start Stored records

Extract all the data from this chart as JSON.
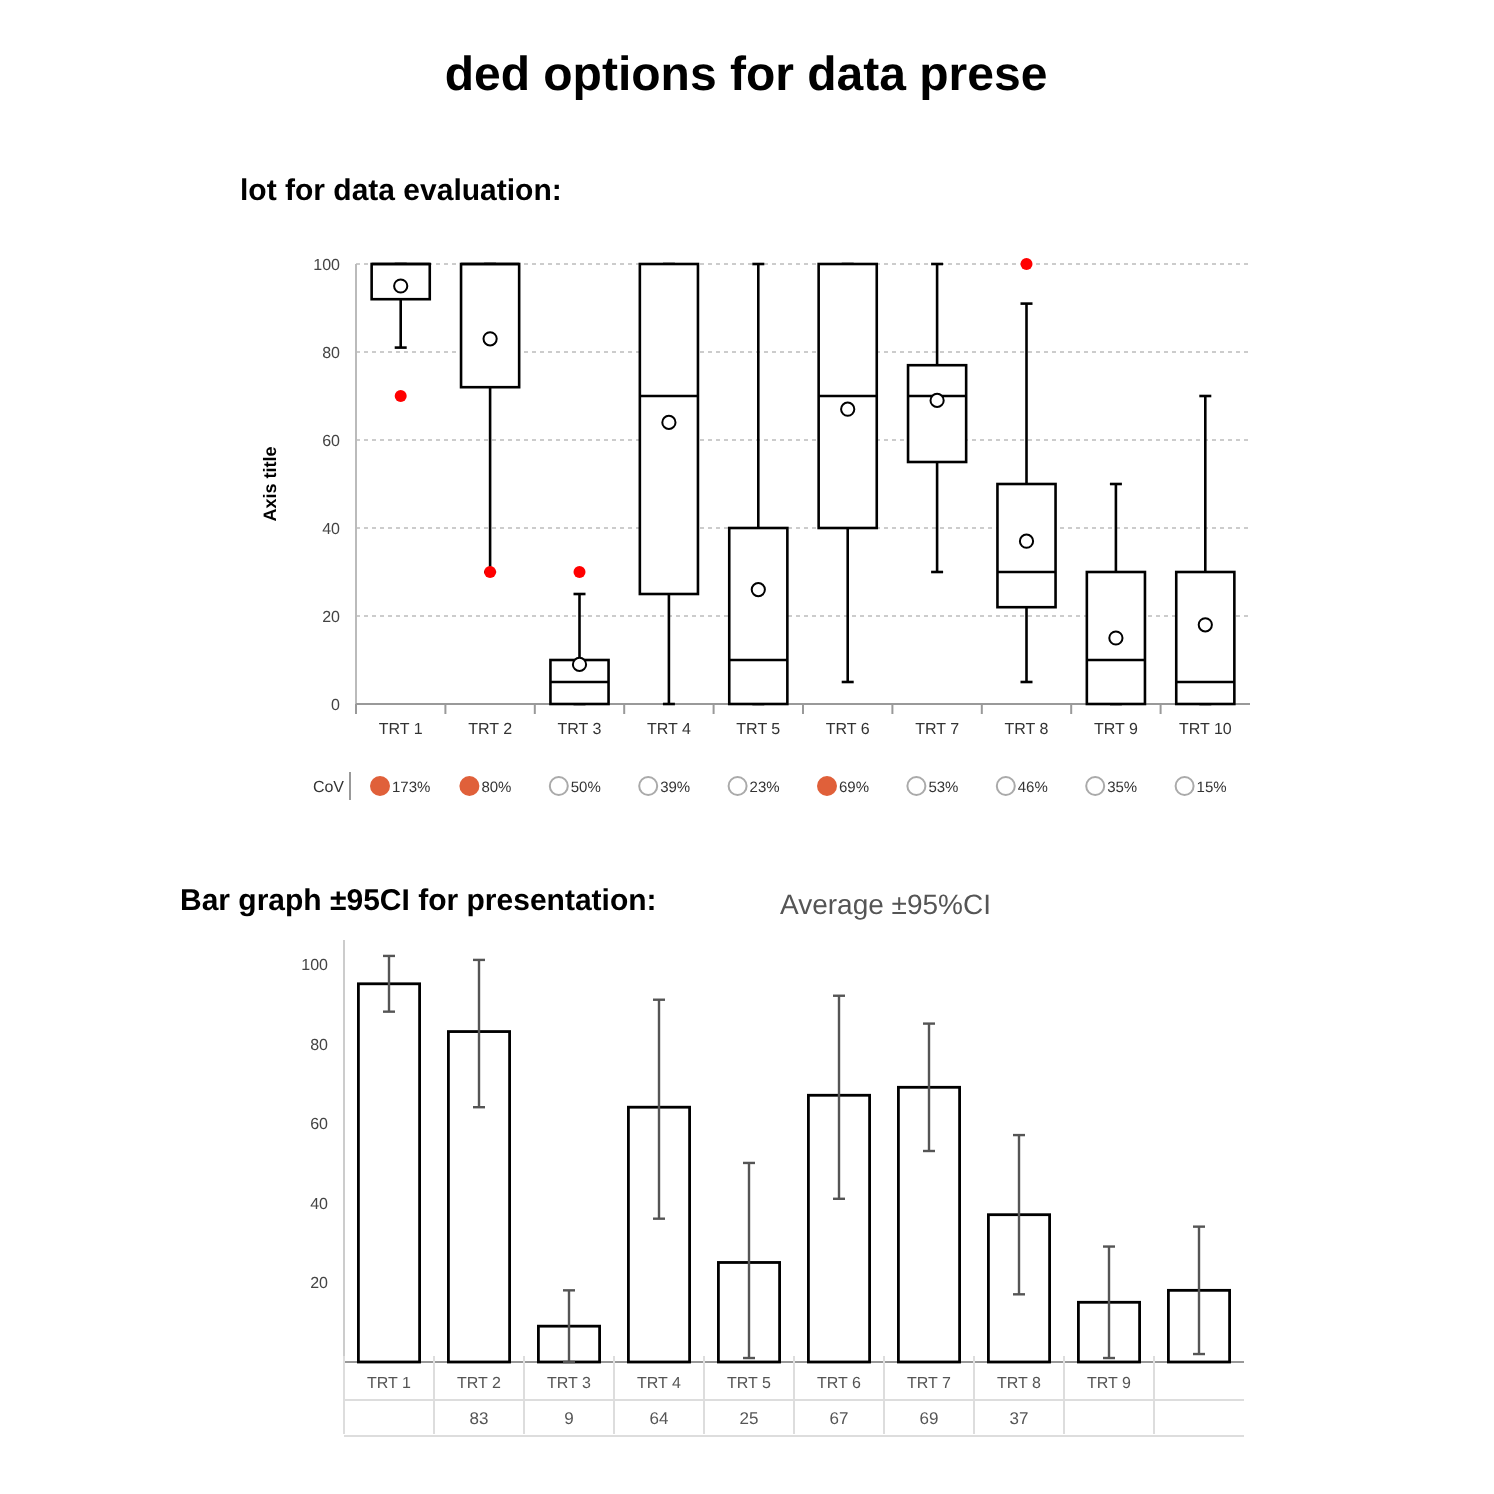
{
  "chart_data": [
    {
      "type": "box",
      "title": "ded options for data prese",
      "subtitle": "lot for data evaluation:",
      "ylabel": "Axis title",
      "categories": [
        "TRT 1",
        "TRT 2",
        "TRT 3",
        "TRT 4",
        "TRT 5",
        "TRT 6",
        "TRT 7",
        "TRT 8",
        "TRT 9",
        "TRT 10"
      ],
      "ylim": [
        0,
        100
      ],
      "yticks": [
        0,
        20,
        40,
        60,
        80,
        100
      ],
      "grid": "y",
      "color": "#000000",
      "boxes": [
        {
          "low": 81,
          "q1": 92,
          "median": 100,
          "q3": 100,
          "high": 100,
          "mean": 95,
          "outliers": [
            70
          ]
        },
        {
          "low": 30,
          "q1": 72,
          "median": 100,
          "q3": 100,
          "high": 100,
          "mean": 83,
          "outliers": [
            30
          ]
        },
        {
          "low": 0,
          "q1": 0,
          "median": 5,
          "q3": 10,
          "high": 25,
          "mean": 9,
          "outliers": [
            30
          ]
        },
        {
          "low": 0,
          "q1": 25,
          "median": 70,
          "q3": 100,
          "high": 100,
          "mean": 64
        },
        {
          "low": 0,
          "q1": 0,
          "median": 10,
          "q3": 40,
          "high": 100,
          "mean": 26
        },
        {
          "low": 5,
          "q1": 40,
          "median": 70,
          "q3": 100,
          "high": 100,
          "mean": 67
        },
        {
          "low": 30,
          "q1": 55,
          "median": 70,
          "q3": 77,
          "high": 100,
          "mean": 69
        },
        {
          "low": 5,
          "q1": 22,
          "median": 30,
          "q3": 50,
          "high": 91,
          "mean": 37,
          "outliers": [
            100
          ]
        },
        {
          "low": 0,
          "q1": 0,
          "median": 10,
          "q3": 30,
          "high": 50,
          "mean": 15
        },
        {
          "low": 0,
          "q1": 0,
          "median": 5,
          "q3": 30,
          "high": 70,
          "mean": 18
        }
      ]
    },
    {
      "type": "other",
      "title": "CoV",
      "categories": [
        null,
        null,
        null,
        null,
        null,
        null,
        null,
        null,
        null,
        null
      ],
      "values": [
        173,
        80,
        50,
        39,
        23,
        69,
        53,
        46,
        35,
        15
      ],
      "value_labels": [
        "173%",
        "80%",
        "50%",
        "39%",
        "23%",
        "69%",
        "53%",
        "46%",
        "35%",
        "15%"
      ],
      "colors": [
        "#e0603a",
        "#e0603a",
        "#ffffff",
        "#ffffff",
        "#ffffff",
        "#e0603a",
        "#ffffff",
        "#ffffff",
        "#ffffff",
        "#ffffff"
      ]
    },
    {
      "type": "bar",
      "title": "Bar graph ±95CI for presentation:",
      "subtitle": "Average ±95%CI",
      "categories": [
        "TRT 1",
        "TRT 2",
        "TRT 3",
        "TRT 4",
        "TRT 5",
        "TRT 6",
        "TRT 7",
        "TRT 8",
        "TRT 9",
        null
      ],
      "values": [
        95,
        83,
        9,
        64,
        25,
        67,
        69,
        37,
        15,
        18
      ],
      "color": "#ffffff",
      "errors": [
        [
          88,
          102
        ],
        [
          64,
          101
        ],
        [
          0,
          18
        ],
        [
          36,
          91
        ],
        [
          1,
          50
        ],
        [
          41,
          92
        ],
        [
          53,
          85
        ],
        [
          17,
          57
        ],
        [
          1,
          29
        ],
        [
          2,
          34
        ]
      ],
      "value_labels": [
        null,
        "83",
        "9",
        "64",
        "25",
        "67",
        "69",
        "37",
        null,
        null
      ],
      "ylim": [
        0,
        106
      ],
      "yticks": [
        20,
        40,
        60,
        80,
        100
      ]
    }
  ]
}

end Stored records

What you need to do: From the listing above, print every entry precisely and drop the pictures.

Correct output:
Extract all the data from this chart as JSON.
{
  "chart_data": [
    {
      "type": "box",
      "title": "ded options for data prese",
      "subtitle": "lot for data evaluation:",
      "ylabel": "Axis title",
      "categories": [
        "TRT 1",
        "TRT 2",
        "TRT 3",
        "TRT 4",
        "TRT 5",
        "TRT 6",
        "TRT 7",
        "TRT 8",
        "TRT 9",
        "TRT 10"
      ],
      "ylim": [
        0,
        100
      ],
      "yticks": [
        0,
        20,
        40,
        60,
        80,
        100
      ],
      "grid": "y",
      "color": "#000000",
      "boxes": [
        {
          "low": 81,
          "q1": 92,
          "median": 100,
          "q3": 100,
          "high": 100,
          "mean": 95,
          "outliers": [
            70
          ]
        },
        {
          "low": 30,
          "q1": 72,
          "median": 100,
          "q3": 100,
          "high": 100,
          "mean": 83,
          "outliers": [
            30
          ]
        },
        {
          "low": 0,
          "q1": 0,
          "median": 5,
          "q3": 10,
          "high": 25,
          "mean": 9,
          "outliers": [
            30
          ]
        },
        {
          "low": 0,
          "q1": 25,
          "median": 70,
          "q3": 100,
          "high": 100,
          "mean": 64
        },
        {
          "low": 0,
          "q1": 0,
          "median": 10,
          "q3": 40,
          "high": 100,
          "mean": 26
        },
        {
          "low": 5,
          "q1": 40,
          "median": 70,
          "q3": 100,
          "high": 100,
          "mean": 67
        },
        {
          "low": 30,
          "q1": 55,
          "median": 70,
          "q3": 77,
          "high": 100,
          "mean": 69
        },
        {
          "low": 5,
          "q1": 22,
          "median": 30,
          "q3": 50,
          "high": 91,
          "mean": 37,
          "outliers": [
            100
          ]
        },
        {
          "low": 0,
          "q1": 0,
          "median": 10,
          "q3": 30,
          "high": 50,
          "mean": 15
        },
        {
          "low": 0,
          "q1": 0,
          "median": 5,
          "q3": 30,
          "high": 70,
          "mean": 18
        }
      ]
    },
    {
      "type": "other",
      "title": "CoV",
      "categories": [
        null,
        null,
        null,
        null,
        null,
        null,
        null,
        null,
        null,
        null
      ],
      "values": [
        173,
        80,
        50,
        39,
        23,
        69,
        53,
        46,
        35,
        15
      ],
      "value_labels": [
        "173%",
        "80%",
        "50%",
        "39%",
        "23%",
        "69%",
        "53%",
        "46%",
        "35%",
        "15%"
      ],
      "colors": [
        "#e0603a",
        "#e0603a",
        "#ffffff",
        "#ffffff",
        "#ffffff",
        "#e0603a",
        "#ffffff",
        "#ffffff",
        "#ffffff",
        "#ffffff"
      ]
    },
    {
      "type": "bar",
      "title": "Bar graph ±95CI for presentation:",
      "subtitle": "Average ±95%CI",
      "categories": [
        "TRT 1",
        "TRT 2",
        "TRT 3",
        "TRT 4",
        "TRT 5",
        "TRT 6",
        "TRT 7",
        "TRT 8",
        "TRT 9",
        null
      ],
      "values": [
        95,
        83,
        9,
        64,
        25,
        67,
        69,
        37,
        15,
        18
      ],
      "color": "#ffffff",
      "errors": [
        [
          88,
          102
        ],
        [
          64,
          101
        ],
        [
          0,
          18
        ],
        [
          36,
          91
        ],
        [
          1,
          50
        ],
        [
          41,
          92
        ],
        [
          53,
          85
        ],
        [
          17,
          57
        ],
        [
          1,
          29
        ],
        [
          2,
          34
        ]
      ],
      "value_labels": [
        null,
        "83",
        "9",
        "64",
        "25",
        "67",
        "69",
        "37",
        null,
        null
      ],
      "ylim": [
        0,
        106
      ],
      "yticks": [
        20,
        40,
        60,
        80,
        100
      ]
    }
  ]
}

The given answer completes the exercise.